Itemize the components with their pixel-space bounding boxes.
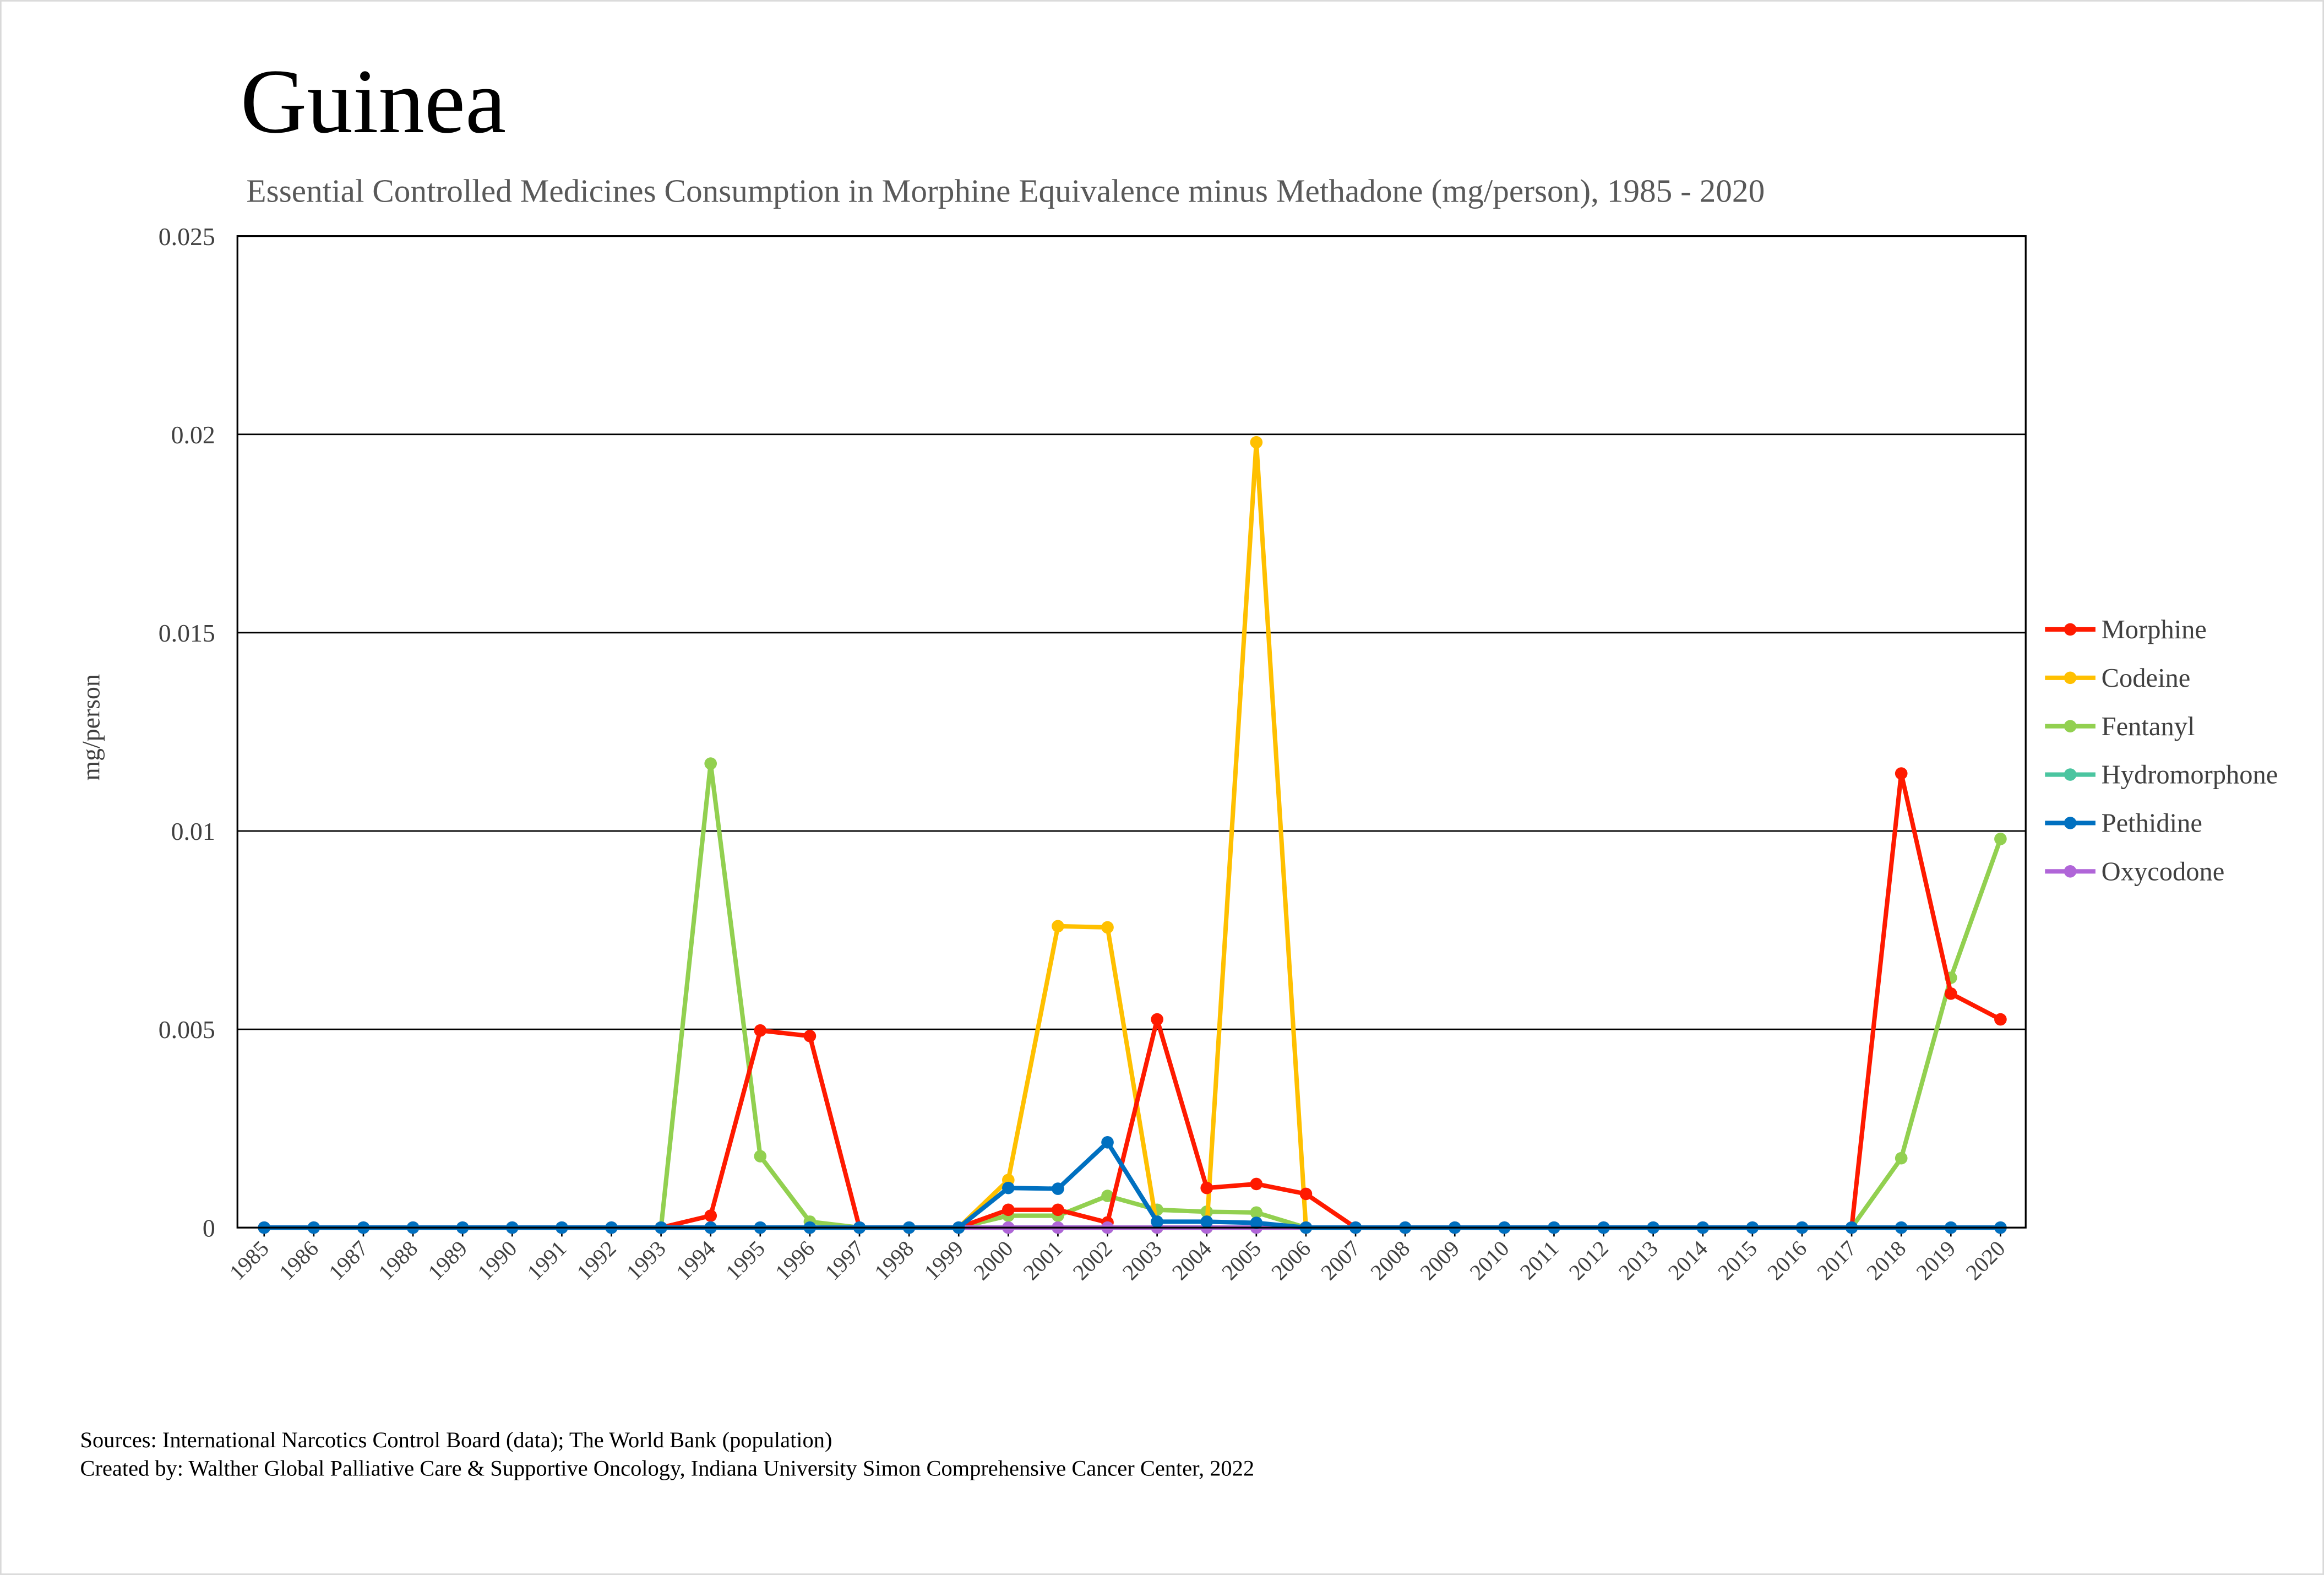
data-point-pethidine	[1151, 1215, 1163, 1228]
chart-title: Guinea	[241, 51, 507, 153]
legend-label: Fentanyl	[2102, 712, 2195, 741]
y-tick-label: 0.015	[159, 619, 215, 647]
data-point-fentanyl	[1895, 1152, 1908, 1165]
data-point-morphine	[1250, 1177, 1263, 1191]
legend-item-pethidine: Pethidine	[2045, 809, 2202, 838]
data-point-morphine	[1151, 1013, 1163, 1026]
data-point-pethidine	[1101, 1136, 1114, 1149]
legend-label: Morphine	[2102, 615, 2207, 644]
legend: Morphine Codeine Fentanyl Hydromorphone Peth…	[2045, 615, 2278, 886]
data-point-morphine	[1895, 767, 1908, 780]
data-point-morphine	[1200, 1181, 1213, 1194]
y-axis-label: mg/person	[77, 674, 105, 780]
data-point-pethidine	[1002, 1181, 1015, 1194]
data-point-pethidine	[1200, 1215, 1213, 1228]
legend-label: Pethidine	[2102, 809, 2202, 838]
y-tick-label: 0	[203, 1214, 215, 1242]
footer-sources: Sources: International Narcotics Control…	[80, 1427, 832, 1452]
data-point-morphine	[1299, 1187, 1313, 1201]
data-point-codeine	[1052, 920, 1064, 933]
chart-subtitle: Essential Controlled Medicines Consumpti…	[246, 173, 1765, 209]
footer-created-by: Created by: Walther Global Palliative Ca…	[80, 1455, 1255, 1480]
legend-item-hydromorphone: Hydromorphone	[2045, 761, 2278, 790]
data-point-morphine	[803, 1030, 817, 1042]
data-point-morphine	[1052, 1203, 1064, 1216]
y-tick-label: 0.005	[159, 1015, 215, 1044]
data-point-fentanyl	[1250, 1206, 1263, 1219]
data-point-morphine	[754, 1024, 767, 1037]
legend-marker	[2064, 671, 2077, 685]
legend-marker	[2064, 865, 2077, 878]
data-point-morphine	[1994, 1013, 2007, 1026]
legend-label: Hydromorphone	[2102, 761, 2278, 790]
legend-item-oxycodone: Oxycodone	[2045, 857, 2224, 886]
legend-item-fentanyl: Fentanyl	[2045, 712, 2195, 741]
legend-item-codeine: Codeine	[2045, 664, 2190, 693]
plot-area-frame	[236, 235, 2027, 1229]
legend-item-morphine: Morphine	[2045, 615, 2207, 644]
data-point-morphine	[1944, 987, 1957, 1000]
data-point-pethidine	[1052, 1182, 1064, 1195]
legend-label: Codeine	[2102, 664, 2191, 693]
data-point-fentanyl	[1994, 833, 2007, 845]
legend-marker	[2064, 768, 2077, 781]
y-tick-label: 0.02	[171, 421, 215, 449]
legend-marker	[2064, 720, 2077, 733]
data-point-pethidine	[1250, 1216, 1263, 1229]
y-tick-label: 0.01	[171, 817, 215, 845]
data-point-morphine	[704, 1209, 717, 1222]
data-point-codeine	[1101, 921, 1114, 934]
data-point-codeine	[1250, 436, 1263, 449]
y-tick-label: 0.025	[159, 222, 215, 251]
legend-marker	[2064, 817, 2077, 829]
data-point-fentanyl	[1101, 1190, 1114, 1202]
data-point-morphine	[1002, 1203, 1015, 1216]
legend-label: Oxycodone	[2102, 857, 2225, 886]
data-point-fentanyl	[754, 1150, 767, 1163]
data-point-fentanyl	[704, 757, 717, 770]
legend-marker	[2064, 623, 2077, 636]
y-tick-labels: 0 0.005 0.01 0.015 0.02 0.025	[159, 222, 215, 1242]
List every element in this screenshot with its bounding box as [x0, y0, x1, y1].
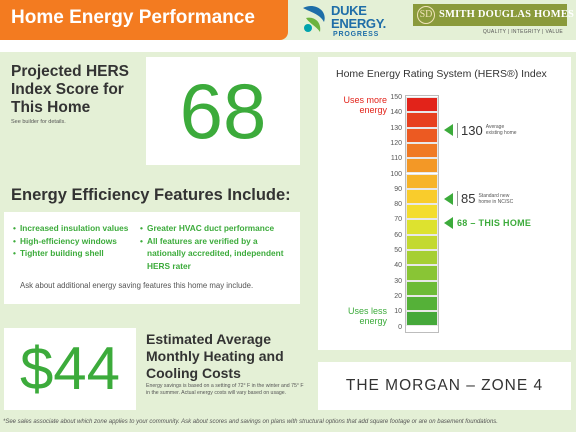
smith-douglas-banner: SD SMITH DOUGLAS HOMES	[413, 4, 574, 26]
list-item: All features are verified by a nationall…	[140, 235, 298, 273]
marker-desc: Standard new home in NC/SC	[478, 192, 514, 205]
scale-segment	[406, 234, 438, 250]
hers-marker: 85 Standard new home in NC/SC	[444, 191, 514, 207]
savings-title: Estimated Average Monthly Heating and Co…	[146, 331, 284, 381]
duke-progress: PROGRESS	[333, 31, 380, 38]
tick-label: 80	[394, 201, 402, 209]
tick-label: 0	[398, 323, 402, 331]
list-item: High-efficiency windows	[13, 235, 128, 248]
marker-value: 85	[457, 191, 475, 207]
smith-douglas-tagline: QUALITY | INTEGRITY | VALUE	[482, 29, 563, 35]
header-strip	[0, 40, 576, 52]
duke-name: DUKE ENERGY.	[331, 3, 386, 31]
features-left: Increased insulation values High-efficie…	[13, 222, 128, 260]
duke-energy-logo: DUKE ENERGY. PROGRESS	[300, 2, 400, 44]
scale-segment	[406, 127, 438, 143]
scale-bar-frame	[405, 95, 439, 333]
savings-box: $44	[4, 328, 136, 410]
footnote: *See sales associate about which zone ap…	[3, 419, 498, 425]
scale-segment	[406, 265, 438, 281]
header-bar: Home Energy Performance	[0, 0, 288, 40]
tick-label: 100	[390, 170, 402, 178]
scale-segment	[406, 204, 438, 220]
tick-label: 70	[394, 216, 402, 224]
tick-label: 120	[390, 139, 402, 147]
scale-segment	[406, 280, 438, 296]
smith-douglas-logo: SD SMITH DOUGLAS HOMES QUALITY | INTEGRI…	[413, 4, 574, 38]
marker-this-home: 68 – THIS HOME	[457, 218, 532, 229]
hers-chart: Home Energy Rating System (HERS®) Index …	[318, 57, 571, 350]
tick-label: 60	[394, 231, 402, 239]
scale-segment	[406, 158, 438, 174]
tick-label: 30	[394, 277, 402, 285]
tick-label: 40	[394, 262, 402, 270]
sd-monogram-icon: SD	[417, 6, 435, 24]
tick-label: 130	[390, 124, 402, 132]
features-right: Greater HVAC duct performance All featur…	[140, 222, 298, 272]
scale-segment	[406, 112, 438, 128]
list-item: Greater HVAC duct performance	[140, 222, 298, 235]
hers-marker: 68 – THIS HOME	[444, 217, 532, 230]
scale-segment	[406, 250, 438, 266]
hers-score: 68	[179, 67, 267, 155]
model-box: THE MORGAN – ZONE 4	[318, 362, 571, 410]
tick-label: 10	[394, 308, 402, 316]
list-item: Increased insulation values	[13, 222, 128, 235]
savings-note: Energy savings is based on a setting of …	[146, 383, 304, 396]
tick-label: 150	[390, 94, 402, 101]
marker-arrow-icon	[444, 124, 453, 137]
chart-title: Home Energy Rating System (HERS®) Index	[336, 68, 547, 80]
model-name: THE MORGAN – ZONE 4	[345, 377, 544, 394]
hers-marker: 130 Average existing home	[444, 122, 517, 138]
marker-value: 130	[457, 122, 483, 138]
hers-score-box: 68	[146, 57, 300, 165]
scale-segment	[406, 295, 438, 312]
scale-segment	[406, 142, 438, 159]
savings-amount: $44	[19, 335, 121, 402]
efficiency-ask: Ask about additional energy saving featu…	[20, 281, 254, 290]
page-title: Home Energy Performance	[11, 7, 255, 28]
list-item: Tighter building shell	[13, 247, 128, 260]
marker-arrow-icon	[444, 217, 453, 230]
tick-label: 110	[390, 155, 402, 163]
smith-douglas-name: SMITH DOUGLAS HOMES	[439, 9, 575, 20]
efficiency-title: Energy Efficiency Features Include:	[11, 186, 291, 204]
uses-less-label: Uses less energy	[347, 306, 387, 326]
efficiency-box: Increased insulation values High-efficie…	[4, 212, 300, 304]
marker-desc: Average existing home	[485, 124, 517, 137]
scale-segment	[406, 219, 438, 235]
scale-segment	[406, 188, 438, 205]
uses-more-label: Uses more energy	[343, 95, 387, 115]
tick-label: 20	[394, 292, 402, 300]
scale-segment	[406, 97, 438, 113]
tick-label: 90	[394, 185, 402, 193]
marker-arrow-icon	[444, 192, 453, 205]
hers-title: Projected HERS Index Score for This Home	[11, 63, 130, 116]
hers-note: See builder for details.	[11, 119, 66, 125]
scale-segment	[406, 311, 438, 327]
scale-segment	[406, 173, 438, 189]
tick-label: 50	[394, 247, 402, 254]
duke-energy-logo-icon	[303, 5, 325, 32]
tick-label: 140	[390, 109, 402, 117]
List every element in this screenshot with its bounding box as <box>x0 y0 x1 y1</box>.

++++

* Aim of the exercise *
Return, verbatim, the lines of the data above from the line containing "smith-douglas-banner: SD SMITH" up to and including the line containing "6, 435, 24]".

* Written response *
smith-douglas-banner: SD SMITH DOUGLAS HOMES	[413, 4, 574, 26]
list-item: All features are verified by a nationall…	[140, 235, 298, 273]
marker-desc: Standard new home in NC/SC	[478, 192, 514, 205]
scale-segment	[406, 234, 438, 250]
hers-marker: 85 Standard new home in NC/SC	[444, 191, 514, 207]
savings-title: Estimated Average Monthly Heating and Co…	[146, 331, 284, 381]
duke-progress: PROGRESS	[333, 31, 380, 38]
tick-label: 80	[394, 201, 402, 209]
tick-label: 0	[398, 323, 402, 331]
list-item: High-efficiency windows	[13, 235, 128, 248]
marker-value: 85	[457, 191, 475, 207]
smith-douglas-tagline: QUALITY | INTEGRITY | VALUE	[482, 29, 563, 35]
header-strip	[0, 40, 576, 52]
duke-name: DUKE ENERGY.	[331, 3, 386, 31]
features-left: Increased insulation values High-efficie…	[13, 222, 128, 260]
duke-energy-logo: DUKE ENERGY. PROGRESS	[300, 2, 400, 44]
scale-segment	[406, 127, 438, 143]
scale-bar-frame	[405, 95, 439, 333]
savings-box: $44	[4, 328, 136, 410]
footnote: *See sales associate about which zone ap…	[3, 419, 498, 425]
scale-segment	[406, 265, 438, 281]
header-bar: Home Energy Performance	[0, 0, 288, 40]
tick-label: 100	[390, 170, 402, 178]
scale-segment	[406, 204, 438, 220]
tick-label: 70	[394, 216, 402, 224]
tick-label: 120	[390, 139, 402, 147]
scale-segment	[406, 280, 438, 296]
smith-douglas-logo: SD SMITH DOUGLAS HOMES QUALITY | INTEGRI…	[413, 4, 574, 38]
marker-this-home: 68 – THIS HOME	[457, 218, 532, 229]
hers-chart: Home Energy Rating System (HERS®) Index …	[318, 57, 571, 350]
tick-label: 60	[394, 231, 402, 239]
scale-segment	[406, 158, 438, 174]
tick-label: 30	[394, 277, 402, 285]
tick-label: 40	[394, 262, 402, 270]
sd-monogram-icon: SD	[417, 6, 435, 24]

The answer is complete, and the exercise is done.